>> Start Listed entries

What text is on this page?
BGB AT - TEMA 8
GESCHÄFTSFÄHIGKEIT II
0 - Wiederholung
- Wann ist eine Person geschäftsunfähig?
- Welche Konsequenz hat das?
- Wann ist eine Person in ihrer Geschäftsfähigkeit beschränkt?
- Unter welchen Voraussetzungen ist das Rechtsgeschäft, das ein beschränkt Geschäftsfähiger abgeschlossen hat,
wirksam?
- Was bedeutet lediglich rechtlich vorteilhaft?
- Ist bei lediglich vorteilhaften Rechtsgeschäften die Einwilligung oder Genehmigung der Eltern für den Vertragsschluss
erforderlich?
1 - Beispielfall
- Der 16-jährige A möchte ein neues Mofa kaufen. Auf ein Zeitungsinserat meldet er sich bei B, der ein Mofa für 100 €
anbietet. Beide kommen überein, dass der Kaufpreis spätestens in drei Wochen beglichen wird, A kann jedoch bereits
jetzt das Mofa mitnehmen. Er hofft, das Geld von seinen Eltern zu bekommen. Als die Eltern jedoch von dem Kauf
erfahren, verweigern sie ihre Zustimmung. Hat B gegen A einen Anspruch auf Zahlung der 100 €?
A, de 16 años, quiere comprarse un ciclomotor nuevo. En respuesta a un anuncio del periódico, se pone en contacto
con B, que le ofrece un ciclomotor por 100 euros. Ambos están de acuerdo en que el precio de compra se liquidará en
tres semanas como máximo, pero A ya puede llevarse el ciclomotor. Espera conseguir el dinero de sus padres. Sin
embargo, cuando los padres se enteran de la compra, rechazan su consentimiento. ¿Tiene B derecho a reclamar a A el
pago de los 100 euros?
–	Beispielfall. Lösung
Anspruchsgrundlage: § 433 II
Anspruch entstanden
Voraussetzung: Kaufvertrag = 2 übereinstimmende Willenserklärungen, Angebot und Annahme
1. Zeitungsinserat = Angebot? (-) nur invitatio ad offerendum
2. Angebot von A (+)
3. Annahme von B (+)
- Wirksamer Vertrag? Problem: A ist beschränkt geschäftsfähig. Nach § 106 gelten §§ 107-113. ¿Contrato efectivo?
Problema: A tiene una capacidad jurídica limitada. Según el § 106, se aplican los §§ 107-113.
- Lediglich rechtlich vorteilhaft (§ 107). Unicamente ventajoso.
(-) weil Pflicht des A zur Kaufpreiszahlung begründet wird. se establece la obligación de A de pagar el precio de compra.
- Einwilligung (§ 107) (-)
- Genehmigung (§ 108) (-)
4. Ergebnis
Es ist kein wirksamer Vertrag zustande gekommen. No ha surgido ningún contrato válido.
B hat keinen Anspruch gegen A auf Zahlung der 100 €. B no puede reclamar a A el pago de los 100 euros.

>> End Listed entries
>> Start Listed entries

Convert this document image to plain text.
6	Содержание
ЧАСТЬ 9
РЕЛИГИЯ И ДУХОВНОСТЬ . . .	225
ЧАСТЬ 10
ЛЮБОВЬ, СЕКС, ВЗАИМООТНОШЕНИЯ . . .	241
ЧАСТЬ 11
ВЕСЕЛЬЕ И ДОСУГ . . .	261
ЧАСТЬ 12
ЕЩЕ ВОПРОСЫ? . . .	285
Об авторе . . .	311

>> End Listed entries

== Task statement ==
State how many lines of the records above contain the word "Zeitungsinserat", giving only that number.

== Response to the exercise ==
2